DATA EXTRACT —
::::::::::

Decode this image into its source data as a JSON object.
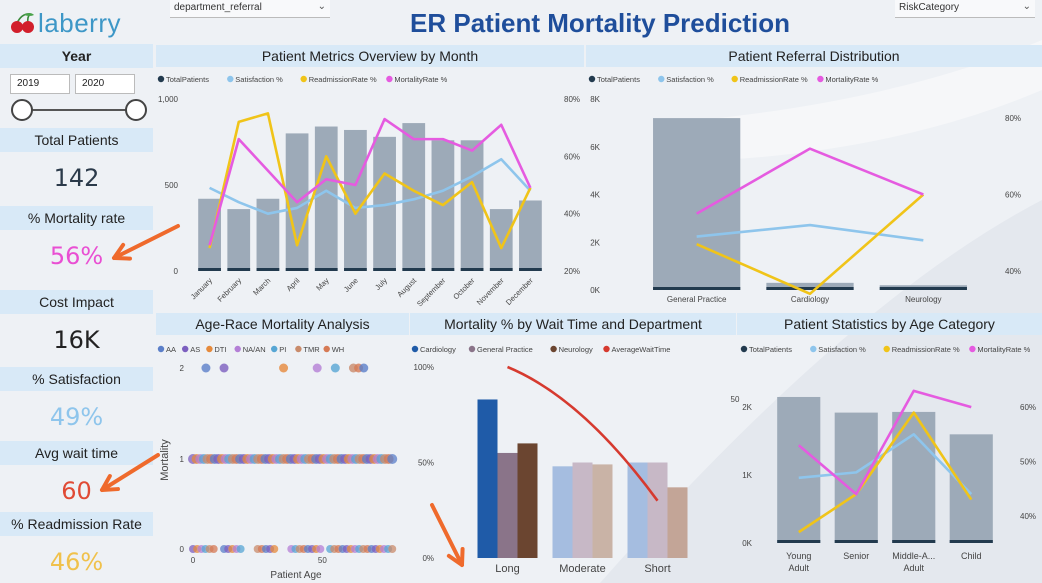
{
  "header": {
    "logo_text": "laberry",
    "title": "ER Patient Mortality Prediction",
    "slicer_department": "department_referral",
    "slicer_risk": "RiskCategory"
  },
  "filters": {
    "year_label": "Year",
    "year_from": "2019",
    "year_to": "2020"
  },
  "kpis": [
    {
      "label": "Total Patients",
      "value": "142",
      "color": "#2b3a4a"
    },
    {
      "label": "% Mortality rate",
      "value": "56%",
      "color": "#e94fd3"
    },
    {
      "label": "Cost Impact",
      "value": "16K",
      "color": "#222222"
    },
    {
      "label": "% Satisfaction",
      "value": "49%",
      "color": "#8ec5ec"
    },
    {
      "label": "Avg wait time",
      "value": "60",
      "color": "#e04a35"
    },
    {
      "label": "% Readmission Rate",
      "value": "46%",
      "color": "#f0c14b"
    }
  ],
  "colors": {
    "total": "#223a4e",
    "satisfaction": "#8ec5ec",
    "readmission": "#f0c419",
    "mortality": "#e55be0",
    "bar": "#9daab8",
    "cardiology": "#1f5ba8",
    "general": "#8a7489",
    "neurology": "#6b4530",
    "wait": "#d63a2f",
    "arrow": "#ef6a2c"
  },
  "legend_main": [
    "TotalPatients",
    "Satisfaction %",
    "ReadmissionRate %",
    "MortalityRate %"
  ],
  "chart_data": [
    {
      "type": "bar",
      "title": "Patient Metrics Overview by Month",
      "categories": [
        "January",
        "February",
        "March",
        "April",
        "May",
        "June",
        "July",
        "August",
        "September",
        "October",
        "November",
        "December"
      ],
      "series": [
        {
          "name": "TotalPatients",
          "values": [
            420,
            360,
            420,
            800,
            840,
            820,
            780,
            860,
            760,
            760,
            360,
            410
          ]
        },
        {
          "name": "Satisfaction %",
          "values": [
            49,
            44,
            40,
            42,
            48,
            42,
            43,
            45,
            48,
            53,
            59,
            48
          ]
        },
        {
          "name": "ReadmissionRate %",
          "values": [
            28,
            72,
            75,
            29,
            60,
            40,
            54,
            48,
            43,
            51,
            28,
            49
          ]
        },
        {
          "name": "MortalityRate %",
          "values": [
            29,
            66,
            55,
            44,
            52,
            50,
            73,
            66,
            66,
            62,
            71,
            49
          ]
        }
      ],
      "y_ticks": [
        "0",
        "500",
        "1,000"
      ],
      "y2_ticks": [
        "20%",
        "40%",
        "60%",
        "80%"
      ],
      "ylim": [
        0,
        1000
      ],
      "y2lim": [
        20,
        80
      ]
    },
    {
      "type": "bar",
      "title": "Patient Referral Distribution",
      "categories": [
        "General Practice",
        "Cardiology",
        "Neurology"
      ],
      "series": [
        {
          "name": "TotalPatients",
          "values": [
            7200,
            300,
            200
          ]
        },
        {
          "name": "Satisfaction %",
          "values": [
            49,
            52,
            48
          ]
        },
        {
          "name": "ReadmissionRate %",
          "values": [
            47,
            34,
            60
          ]
        },
        {
          "name": "MortalityRate %",
          "values": [
            55,
            72,
            60
          ]
        }
      ],
      "y_ticks": [
        "0K",
        "2K",
        "4K",
        "6K",
        "8K"
      ],
      "y2_ticks": [
        "40%",
        "60%",
        "80%"
      ],
      "ylim": [
        0,
        8000
      ],
      "y2lim": [
        35,
        85
      ]
    },
    {
      "type": "scatter",
      "title": "Age-Race Mortality Analysis",
      "legend": [
        "AA",
        "AS",
        "DTI",
        "NA/AN",
        "PI",
        "TMR",
        "WH"
      ],
      "legend_colors": [
        "#5b7fc9",
        "#7c5fbf",
        "#e68a3c",
        "#b47fd6",
        "#57a6d4",
        "#c98b6b",
        "#d67a55"
      ],
      "xlabel": "Patient Age",
      "ylabel": "Mortality",
      "x_ticks": [
        "0",
        "50"
      ],
      "y_ticks": [
        "0",
        "1",
        "2"
      ],
      "rows": [
        {
          "y": 2,
          "x": [
            5,
            12,
            35,
            48,
            55,
            62,
            64,
            66
          ]
        },
        {
          "y": 1,
          "x_range": [
            0,
            78
          ]
        },
        {
          "y": 0,
          "x_ranges": [
            [
              0,
              8
            ],
            [
              12,
              20
            ],
            [
              25,
              32
            ],
            [
              38,
              50
            ],
            [
              53,
              78
            ]
          ]
        }
      ]
    },
    {
      "type": "bar",
      "title": "Mortality % by Wait Time and Department",
      "legend": [
        "Cardiology",
        "General Practice",
        "Neurology",
        "AverageWaitTime"
      ],
      "categories": [
        "Long",
        "Moderate",
        "Short"
      ],
      "series": [
        {
          "name": "Cardiology",
          "values": [
            83,
            48,
            50
          ]
        },
        {
          "name": "General Practice",
          "values": [
            55,
            50,
            50
          ]
        },
        {
          "name": "Neurology",
          "values": [
            60,
            49,
            37
          ]
        },
        {
          "name": "AverageWaitTime",
          "values": [
            100,
            68,
            30
          ]
        }
      ],
      "y_ticks": [
        "0%",
        "50%",
        "100%"
      ],
      "ylim": [
        0,
        100
      ]
    },
    {
      "type": "bar",
      "title": "Patient Statistics by Age Category",
      "categories": [
        "Young Adult",
        "Senior",
        "Middle-A... Adult",
        "Child"
      ],
      "series": [
        {
          "name": "TotalPatients",
          "values": [
            2150,
            1920,
            1930,
            1600
          ]
        },
        {
          "name": "Satisfaction %",
          "values": [
            47,
            48,
            55,
            44
          ]
        },
        {
          "name": "ReadmissionRate %",
          "values": [
            37,
            44,
            59,
            43
          ]
        },
        {
          "name": "MortalityRate %",
          "values": [
            53,
            44,
            63,
            60
          ]
        }
      ],
      "y_ticks": [
        "0K",
        "1K",
        "2K"
      ],
      "y2_ticks": [
        "40%",
        "50%",
        "60%"
      ],
      "extra_tick": "50",
      "ylim": [
        0,
        2400
      ],
      "y2lim": [
        35,
        65
      ]
    }
  ]
}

::::::::::

What you return must match the material above exactly, apart from its pictures.

Decode this image into its source data as a JSON object.
{
  "header": {
    "logo_text": "laberry",
    "title": "ER Patient Mortality Prediction",
    "slicer_department": "department_referral",
    "slicer_risk": "RiskCategory"
  },
  "filters": {
    "year_label": "Year",
    "year_from": "2019",
    "year_to": "2020"
  },
  "kpis": [
    {
      "label": "Total Patients",
      "value": "142",
      "color": "#2b3a4a"
    },
    {
      "label": "% Mortality rate",
      "value": "56%",
      "color": "#e94fd3"
    },
    {
      "label": "Cost Impact",
      "value": "16K",
      "color": "#222222"
    },
    {
      "label": "% Satisfaction",
      "value": "49%",
      "color": "#8ec5ec"
    },
    {
      "label": "Avg wait time",
      "value": "60",
      "color": "#e04a35"
    },
    {
      "label": "% Readmission Rate",
      "value": "46%",
      "color": "#f0c14b"
    }
  ],
  "colors": {
    "total": "#223a4e",
    "satisfaction": "#8ec5ec",
    "readmission": "#f0c419",
    "mortality": "#e55be0",
    "bar": "#9daab8",
    "cardiology": "#1f5ba8",
    "general": "#8a7489",
    "neurology": "#6b4530",
    "wait": "#d63a2f",
    "arrow": "#ef6a2c"
  },
  "legend_main": [
    "TotalPatients",
    "Satisfaction %",
    "ReadmissionRate %",
    "MortalityRate %"
  ],
  "chart_data": [
    {
      "type": "bar",
      "title": "Patient Metrics Overview by Month",
      "categories": [
        "January",
        "February",
        "March",
        "April",
        "May",
        "June",
        "July",
        "August",
        "September",
        "October",
        "November",
        "December"
      ],
      "series": [
        {
          "name": "TotalPatients",
          "values": [
            420,
            360,
            420,
            800,
            840,
            820,
            780,
            860,
            760,
            760,
            360,
            410
          ]
        },
        {
          "name": "Satisfaction %",
          "values": [
            49,
            44,
            40,
            42,
            48,
            42,
            43,
            45,
            48,
            53,
            59,
            48
          ]
        },
        {
          "name": "ReadmissionRate %",
          "values": [
            28,
            72,
            75,
            29,
            60,
            40,
            54,
            48,
            43,
            51,
            28,
            49
          ]
        },
        {
          "name": "MortalityRate %",
          "values": [
            29,
            66,
            55,
            44,
            52,
            50,
            73,
            66,
            66,
            62,
            71,
            49
          ]
        }
      ],
      "y_ticks": [
        "0",
        "500",
        "1,000"
      ],
      "y2_ticks": [
        "20%",
        "40%",
        "60%",
        "80%"
      ],
      "ylim": [
        0,
        1000
      ],
      "y2lim": [
        20,
        80
      ]
    },
    {
      "type": "bar",
      "title": "Patient Referral Distribution",
      "categories": [
        "General Practice",
        "Cardiology",
        "Neurology"
      ],
      "series": [
        {
          "name": "TotalPatients",
          "values": [
            7200,
            300,
            200
          ]
        },
        {
          "name": "Satisfaction %",
          "values": [
            49,
            52,
            48
          ]
        },
        {
          "name": "ReadmissionRate %",
          "values": [
            47,
            34,
            60
          ]
        },
        {
          "name": "MortalityRate %",
          "values": [
            55,
            72,
            60
          ]
        }
      ],
      "y_ticks": [
        "0K",
        "2K",
        "4K",
        "6K",
        "8K"
      ],
      "y2_ticks": [
        "40%",
        "60%",
        "80%"
      ],
      "ylim": [
        0,
        8000
      ],
      "y2lim": [
        35,
        85
      ]
    },
    {
      "type": "scatter",
      "title": "Age-Race Mortality Analysis",
      "legend": [
        "AA",
        "AS",
        "DTI",
        "NA/AN",
        "PI",
        "TMR",
        "WH"
      ],
      "legend_colors": [
        "#5b7fc9",
        "#7c5fbf",
        "#e68a3c",
        "#b47fd6",
        "#57a6d4",
        "#c98b6b",
        "#d67a55"
      ],
      "xlabel": "Patient Age",
      "ylabel": "Mortality",
      "x_ticks": [
        "0",
        "50"
      ],
      "y_ticks": [
        "0",
        "1",
        "2"
      ],
      "rows": [
        {
          "y": 2,
          "x": [
            5,
            12,
            35,
            48,
            55,
            62,
            64,
            66
          ]
        },
        {
          "y": 1,
          "x_range": [
            0,
            78
          ]
        },
        {
          "y": 0,
          "x_ranges": [
            [
              0,
              8
            ],
            [
              12,
              20
            ],
            [
              25,
              32
            ],
            [
              38,
              50
            ],
            [
              53,
              78
            ]
          ]
        }
      ]
    },
    {
      "type": "bar",
      "title": "Mortality % by Wait Time and Department",
      "legend": [
        "Cardiology",
        "General Practice",
        "Neurology",
        "AverageWaitTime"
      ],
      "categories": [
        "Long",
        "Moderate",
        "Short"
      ],
      "series": [
        {
          "name": "Cardiology",
          "values": [
            83,
            48,
            50
          ]
        },
        {
          "name": "General Practice",
          "values": [
            55,
            50,
            50
          ]
        },
        {
          "name": "Neurology",
          "values": [
            60,
            49,
            37
          ]
        },
        {
          "name": "AverageWaitTime",
          "values": [
            100,
            68,
            30
          ]
        }
      ],
      "y_ticks": [
        "0%",
        "50%",
        "100%"
      ],
      "ylim": [
        0,
        100
      ]
    },
    {
      "type": "bar",
      "title": "Patient Statistics by Age Category",
      "categories": [
        "Young Adult",
        "Senior",
        "Middle-A... Adult",
        "Child"
      ],
      "series": [
        {
          "name": "TotalPatients",
          "values": [
            2150,
            1920,
            1930,
            1600
          ]
        },
        {
          "name": "Satisfaction %",
          "values": [
            47,
            48,
            55,
            44
          ]
        },
        {
          "name": "ReadmissionRate %",
          "values": [
            37,
            44,
            59,
            43
          ]
        },
        {
          "name": "MortalityRate %",
          "values": [
            53,
            44,
            63,
            60
          ]
        }
      ],
      "y_ticks": [
        "0K",
        "1K",
        "2K"
      ],
      "y2_ticks": [
        "40%",
        "50%",
        "60%"
      ],
      "extra_tick": "50",
      "ylim": [
        0,
        2400
      ],
      "y2lim": [
        35,
        65
      ]
    }
  ]
}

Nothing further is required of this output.